- _Listed entries_

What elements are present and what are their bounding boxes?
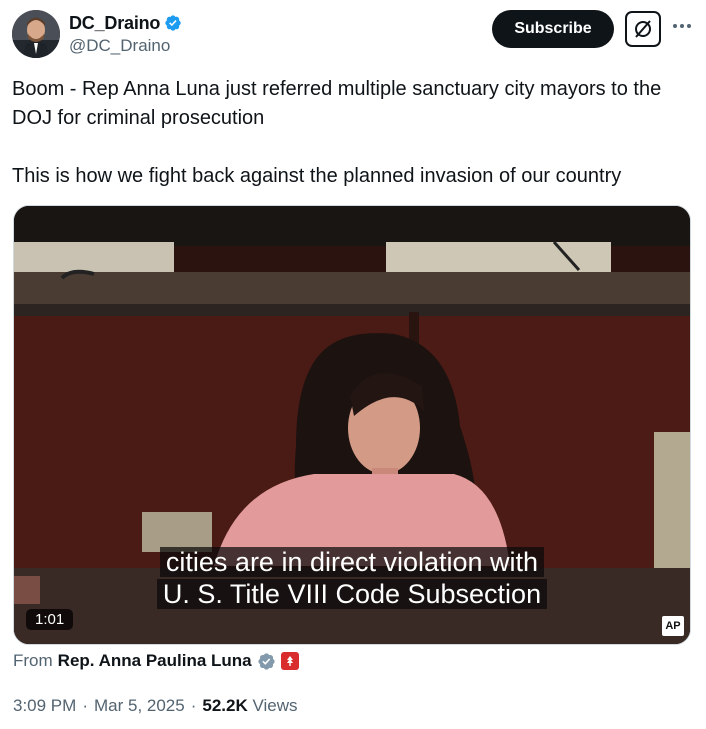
source-name[interactable]: Rep. Anna Paulina Luna (58, 651, 252, 671)
source-prefix: From (13, 651, 53, 670)
display-name[interactable]: DC_Draino (69, 13, 160, 34)
tweet-time[interactable]: 3:09 PM (13, 696, 76, 716)
video-caption: cities are in direct violation with (14, 546, 690, 579)
tweet-paragraph: Boom - Rep Anna Luna just referred multi… (12, 78, 662, 129)
tweet-meta: 3:09 PM · Mar 5, 2025 · 52.2K Views (13, 696, 298, 716)
views-label: Views (252, 696, 298, 715)
video-duration: 1:01 (26, 609, 74, 630)
government-badge-icon (258, 652, 275, 670)
tweet-header: DC_Draino @DC_Draino Subscribe (12, 10, 694, 60)
video-player[interactable]: cities are in direct violation with U. S… (13, 205, 691, 645)
grok-icon (635, 20, 651, 38)
verified-badge-icon (165, 15, 181, 31)
views: 52.2K Views (202, 696, 297, 716)
views-count: 52.2K (202, 696, 248, 715)
affiliation-icon[interactable] (280, 652, 299, 670)
tweet-paragraph: This is how we fight back against the pl… (12, 165, 622, 187)
avatar[interactable] (12, 10, 60, 58)
meta-separator: · (190, 696, 197, 715)
tweet-text: Boom - Rep Anna Luna just referred multi… (12, 75, 682, 220)
media-source: From Rep. Anna Paulina Luna (13, 651, 299, 671)
grok-button[interactable] (625, 11, 661, 47)
display-name-row: DC_Draino (69, 12, 182, 34)
author-block: DC_Draino @DC_Draino (69, 12, 182, 56)
subscribe-button[interactable]: Subscribe (492, 10, 614, 48)
author-handle[interactable]: @DC_Draino (69, 36, 182, 56)
tweet-date[interactable]: Mar 5, 2025 (94, 696, 185, 716)
meta-separator: · (82, 696, 88, 715)
video-caption: U. S. Title VIII Code Subsection (14, 578, 690, 611)
ap-watermark: AP (662, 616, 684, 636)
more-icon[interactable] (670, 14, 694, 38)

- _Request_
Please rewrite all the records above, replacing each "meta-separator" with "dot-separator" and keeping everything else the same. Leave the pictures out.

- _Written solution_
What elements are present and what are their bounding boxes?
source-name[interactable]: Rep. Anna Paulina Luna (58, 651, 252, 671)
source-prefix: From (13, 651, 53, 670)
display-name[interactable]: DC_Draino (69, 13, 160, 34)
tweet-time[interactable]: 3:09 PM (13, 696, 76, 716)
video-caption: cities are in direct violation with (14, 546, 690, 579)
tweet-paragraph: Boom - Rep Anna Luna just referred multi… (12, 78, 662, 129)
tweet-meta: 3:09 PM · Mar 5, 2025 · 52.2K Views (13, 696, 298, 716)
views-label: Views (252, 696, 298, 715)
video-duration: 1:01 (26, 609, 74, 630)
government-badge-icon (258, 652, 275, 670)
tweet-header: DC_Draino @DC_Draino Subscribe (12, 10, 694, 60)
video-player[interactable]: cities are in direct violation with U. S… (13, 205, 691, 645)
grok-icon (635, 20, 651, 38)
verified-badge-icon (165, 15, 181, 31)
views: 52.2K Views (202, 696, 297, 716)
views-count: 52.2K (202, 696, 248, 715)
affiliation-icon[interactable] (280, 652, 299, 670)
tweet-paragraph: This is how we fight back against the pl… (12, 165, 622, 187)
avatar[interactable] (12, 10, 60, 58)
dot-separator: · (190, 696, 197, 715)
tweet-text: Boom - Rep Anna Luna just referred multi… (12, 75, 682, 220)
media-source: From Rep. Anna Paulina Luna (13, 651, 299, 671)
grok-button[interactable] (625, 11, 661, 47)
display-name-row: DC_Draino (69, 12, 182, 34)
author-block: DC_Draino @DC_Draino (69, 12, 182, 56)
subscribe-button[interactable]: Subscribe (492, 10, 614, 48)
author-handle[interactable]: @DC_Draino (69, 36, 182, 56)
tweet-date[interactable]: Mar 5, 2025 (94, 696, 185, 716)
dot-separator: · (82, 696, 88, 715)
video-caption: U. S. Title VIII Code Subsection (14, 578, 690, 611)
ap-watermark: AP (662, 616, 684, 636)
more-icon[interactable] (670, 14, 694, 38)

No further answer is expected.